▼▼▼

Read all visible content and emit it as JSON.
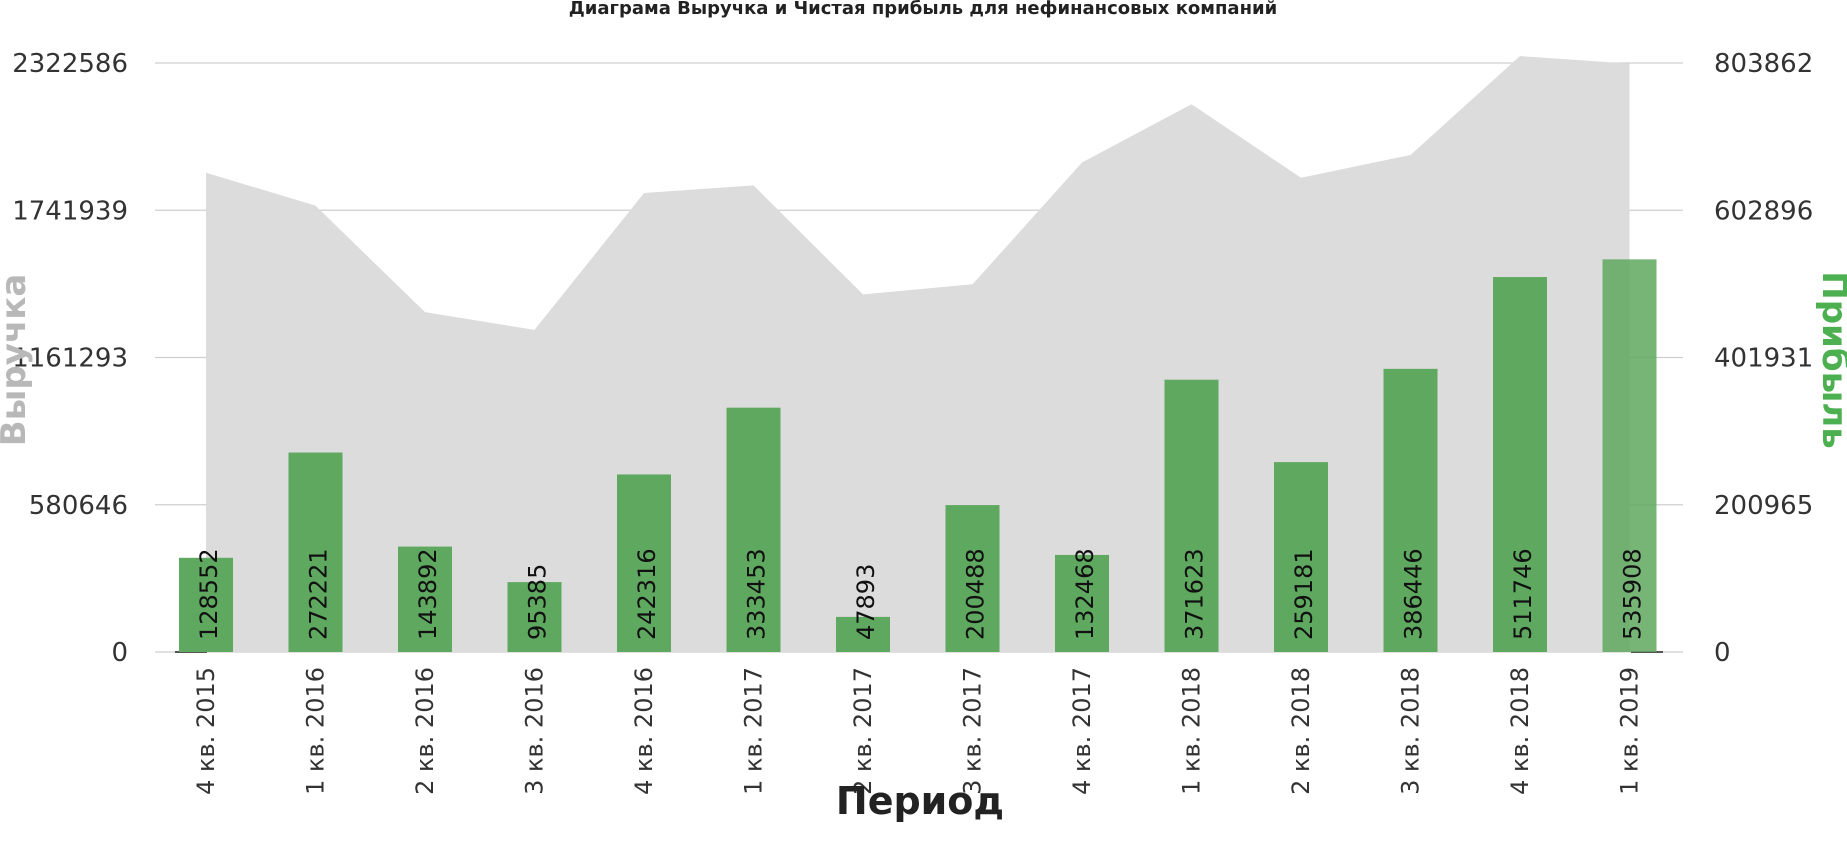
{
  "chart_data": {
    "type": "bar",
    "title": "Диаграма Выручка и Чистая прибыль для нефинансовых компаний",
    "xlabel": "Период",
    "ylabel_left": "Выручка",
    "ylabel_right": "Прибыль",
    "categories": [
      "4 кв. 2015",
      "1 кв. 2016",
      "2 кв. 2016",
      "3 кв. 2016",
      "4 кв. 2016",
      "1 кв. 2017",
      "2 кв. 2017",
      "3 кв. 2017",
      "4 кв. 2017",
      "1 кв. 2018",
      "2 кв. 2018",
      "3 кв. 2018",
      "4 кв. 2018",
      "1 кв. 2019"
    ],
    "y_left": {
      "ylim": [
        0,
        2322586
      ],
      "ticks": [
        "0",
        "580646",
        "1161293",
        "1741939",
        "2322586"
      ]
    },
    "y_right": {
      "ylim": [
        0,
        803862
      ],
      "ticks": [
        "0",
        "200965",
        "401931",
        "602896",
        "803862"
      ]
    },
    "grid": true,
    "series": [
      {
        "name": "Выручка",
        "kind": "area",
        "axis": "left",
        "color": "#dcdcdc",
        "values": [
          1890000,
          1760000,
          1340000,
          1270000,
          1810000,
          1840000,
          1410000,
          1450000,
          1930000,
          2160000,
          1870000,
          1960000,
          2350000,
          2320000
        ]
      },
      {
        "name": "Прибыль",
        "kind": "bar",
        "axis": "right",
        "color": "#5fa85f",
        "values": [
          128552,
          272221,
          143892,
          95385,
          242316,
          333453,
          47893,
          200488,
          132468,
          371623,
          259181,
          386446,
          511746,
          535908
        ],
        "labels": [
          "128552",
          "272221",
          "143892",
          "95385",
          "242316",
          "333453",
          "47893",
          "200488",
          "132468",
          "371623",
          "259181",
          "386446",
          "511746",
          "535908"
        ]
      }
    ]
  },
  "colors": {
    "area": "#dcdcdc",
    "bar": "#5fa85f",
    "grid": "#cfcfcf",
    "left_title": "#b8b8b8",
    "right_title": "#4caf50"
  }
}
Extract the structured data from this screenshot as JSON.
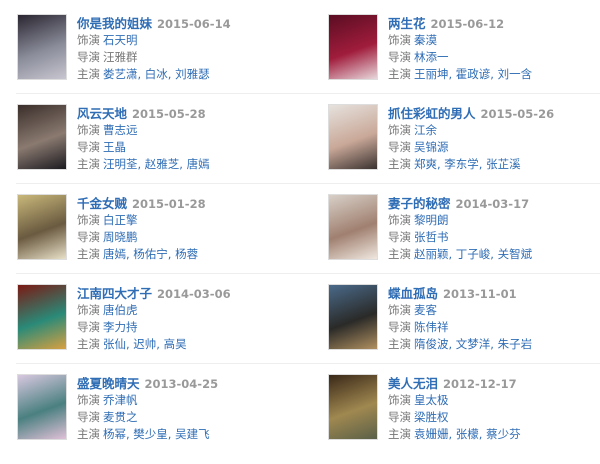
{
  "labels": {
    "role": "饰演",
    "director": "导演",
    "starring": "主演"
  },
  "items": [
    {
      "title": "你是我的姐妹",
      "date": "2015-06-14",
      "role": "石天明",
      "director": "汪雅群",
      "director_link": false,
      "starring": "娄艺潇, 白冰, 刘雅瑟",
      "poster": [
        "#2a2530",
        "#8a8c9a",
        "#c8c6d0"
      ]
    },
    {
      "title": "两生花",
      "date": "2015-06-12",
      "role": "秦漠",
      "director": "林添一",
      "director_link": true,
      "starring": "王丽坤, 霍政谚, 刘一含",
      "poster": [
        "#5a0d22",
        "#a01c3c",
        "#e8d8dc"
      ]
    },
    {
      "title": "风云天地",
      "date": "2015-05-28",
      "role": "曹志远",
      "director": "王晶",
      "director_link": true,
      "starring": "汪明荃, 赵雅芝, 唐嫣",
      "poster": [
        "#3a2e2a",
        "#8a7a70",
        "#1c1a20"
      ]
    },
    {
      "title": "抓住彩虹的男人",
      "date": "2015-05-26",
      "role": "江余",
      "director": "吴锦源",
      "director_link": true,
      "starring": "郑爽, 李东学, 张芷溪",
      "poster": [
        "#e6e2de",
        "#c9a898",
        "#3a3230"
      ]
    },
    {
      "title": "千金女贼",
      "date": "2015-01-28",
      "role": "白正擎",
      "director": "周晓鹏",
      "director_link": true,
      "starring": "唐嫣, 杨佑宁, 杨蓉",
      "poster": [
        "#c9b87a",
        "#6a5a40",
        "#e8e0c8"
      ]
    },
    {
      "title": "妻子的秘密",
      "date": "2014-03-17",
      "role": "黎明朗",
      "director": "张哲书",
      "director_link": true,
      "starring": "赵丽颖, 丁子峻, 关智斌",
      "poster": [
        "#d8d0c8",
        "#a08070",
        "#f0e8e0"
      ]
    },
    {
      "title": "江南四大才子",
      "date": "2014-03-06",
      "role": "唐伯虎",
      "director": "李力持",
      "director_link": true,
      "starring": "张仙, 迟帅, 高昊",
      "poster": [
        "#7a1a14",
        "#2a8a78",
        "#d8a040"
      ]
    },
    {
      "title": "蝶血孤岛",
      "date": "2013-11-01",
      "role": "麦客",
      "director": "陈伟祥",
      "director_link": true,
      "starring": "隋俊波, 文梦洋, 朱子岩",
      "poster": [
        "#4a6a8a",
        "#2a2a28",
        "#b09060"
      ]
    },
    {
      "title": "盛夏晚晴天",
      "date": "2013-04-25",
      "role": "乔津帆",
      "director": "麦贯之",
      "director_link": true,
      "starring": "杨幂, 樊少皇, 吴建飞",
      "poster": [
        "#d8c8e0",
        "#4a8080",
        "#e0c0d8"
      ]
    },
    {
      "title": "美人无泪",
      "date": "2012-12-17",
      "role": "皇太极",
      "director": "梁胜权",
      "director_link": true,
      "starring": "袁姗姗, 张檬, 蔡少芬",
      "poster": [
        "#3a2818",
        "#a08850",
        "#5a6048"
      ]
    }
  ]
}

▲▲▲

** Written instruction **
Reproduce each line exactly as it appears, omitting the pictures.

** Reply to the task **
Read all visible content and emit it as JSON.
{
  "chart_data": {
    "type": "bar",
    "title": "Диаграма Выручка и Чистая прибыль для нефинансовых компаний",
    "xlabel": "Период",
    "ylabel_left": "Выручка",
    "ylabel_right": "Прибыль",
    "categories": [
      "4 кв. 2015",
      "1 кв. 2016",
      "2 кв. 2016",
      "3 кв. 2016",
      "4 кв. 2016",
      "1 кв. 2017",
      "2 кв. 2017",
      "3 кв. 2017",
      "4 кв. 2017",
      "1 кв. 2018",
      "2 кв. 2018",
      "3 кв. 2018",
      "4 кв. 2018",
      "1 кв. 2019"
    ],
    "y_left": {
      "ylim": [
        0,
        2322586
      ],
      "ticks": [
        "0",
        "580646",
        "1161293",
        "1741939",
        "2322586"
      ]
    },
    "y_right": {
      "ylim": [
        0,
        803862
      ],
      "ticks": [
        "0",
        "200965",
        "401931",
        "602896",
        "803862"
      ]
    },
    "grid": true,
    "series": [
      {
        "name": "Выручка",
        "kind": "area",
        "axis": "left",
        "color": "#dcdcdc",
        "values": [
          1890000,
          1760000,
          1340000,
          1270000,
          1810000,
          1840000,
          1410000,
          1450000,
          1930000,
          2160000,
          1870000,
          1960000,
          2350000,
          2320000
        ]
      },
      {
        "name": "Прибыль",
        "kind": "bar",
        "axis": "right",
        "color": "#5fa85f",
        "values": [
          128552,
          272221,
          143892,
          95385,
          242316,
          333453,
          47893,
          200488,
          132468,
          371623,
          259181,
          386446,
          511746,
          535908
        ],
        "labels": [
          "128552",
          "272221",
          "143892",
          "95385",
          "242316",
          "333453",
          "47893",
          "200488",
          "132468",
          "371623",
          "259181",
          "386446",
          "511746",
          "535908"
        ]
      }
    ]
  },
  "colors": {
    "area": "#dcdcdc",
    "bar": "#5fa85f",
    "grid": "#cfcfcf",
    "left_title": "#b8b8b8",
    "right_title": "#4caf50"
  }
}
Extract the structured data from this screenshot as JSON.
{
  "labels": {
    "role": "饰演",
    "director": "导演",
    "starring": "主演"
  },
  "items": [
    {
      "title": "你是我的姐妹",
      "date": "2015-06-14",
      "role": "石天明",
      "director": "汪雅群",
      "director_link": false,
      "starring": "娄艺潇, 白冰, 刘雅瑟",
      "poster": [
        "#2a2530",
        "#8a8c9a",
        "#c8c6d0"
      ]
    },
    {
      "title": "两生花",
      "date": "2015-06-12",
      "role": "秦漠",
      "director": "林添一",
      "director_link": true,
      "starring": "王丽坤, 霍政谚, 刘一含",
      "poster": [
        "#5a0d22",
        "#a01c3c",
        "#e8d8dc"
      ]
    },
    {
      "title": "风云天地",
      "date": "2015-05-28",
      "role": "曹志远",
      "director": "王晶",
      "director_link": true,
      "starring": "汪明荃, 赵雅芝, 唐嫣",
      "poster": [
        "#3a2e2a",
        "#8a7a70",
        "#1c1a20"
      ]
    },
    {
      "title": "抓住彩虹的男人",
      "date": "2015-05-26",
      "role": "江余",
      "director": "吴锦源",
      "director_link": true,
      "starring": "郑爽, 李东学, 张芷溪",
      "poster": [
        "#e6e2de",
        "#c9a898",
        "#3a3230"
      ]
    },
    {
      "title": "千金女贼",
      "date": "2015-01-28",
      "role": "白正擎",
      "director": "周晓鹏",
      "director_link": true,
      "starring": "唐嫣, 杨佑宁, 杨蓉",
      "poster": [
        "#c9b87a",
        "#6a5a40",
        "#e8e0c8"
      ]
    },
    {
      "title": "妻子的秘密",
      "date": "2014-03-17",
      "role": "黎明朗",
      "director": "张哲书",
      "director_link": true,
      "starring": "赵丽颖, 丁子峻, 关智斌",
      "poster": [
        "#d8d0c8",
        "#a08070",
        "#f0e8e0"
      ]
    },
    {
      "title": "江南四大才子",
      "date": "2014-03-06",
      "role": "唐伯虎",
      "director": "李力持",
      "director_link": true,
      "starring": "张仙, 迟帅, 高昊",
      "poster": [
        "#7a1a14",
        "#2a8a78",
        "#d8a040"
      ]
    },
    {
      "title": "蝶血孤岛",
      "date": "2013-11-01",
      "role": "麦客",
      "director": "陈伟祥",
      "director_link": true,
      "starring": "隋俊波, 文梦洋, 朱子岩",
      "poster": [
        "#4a6a8a",
        "#2a2a28",
        "#b09060"
      ]
    },
    {
      "title": "盛夏晚晴天",
      "date": "2013-04-25",
      "role": "乔津帆",
      "director": "麦贯之",
      "director_link": true,
      "starring": "杨幂, 樊少皇, 吴建飞",
      "poster": [
        "#d8c8e0",
        "#4a8080",
        "#e0c0d8"
      ]
    },
    {
      "title": "美人无泪",
      "date": "2012-12-17",
      "role": "皇太极",
      "director": "梁胜权",
      "director_link": true,
      "starring": "袁姗姗, 张檬, 蔡少芬",
      "poster": [
        "#3a2818",
        "#a08850",
        "#5a6048"
      ]
    }
  ]
}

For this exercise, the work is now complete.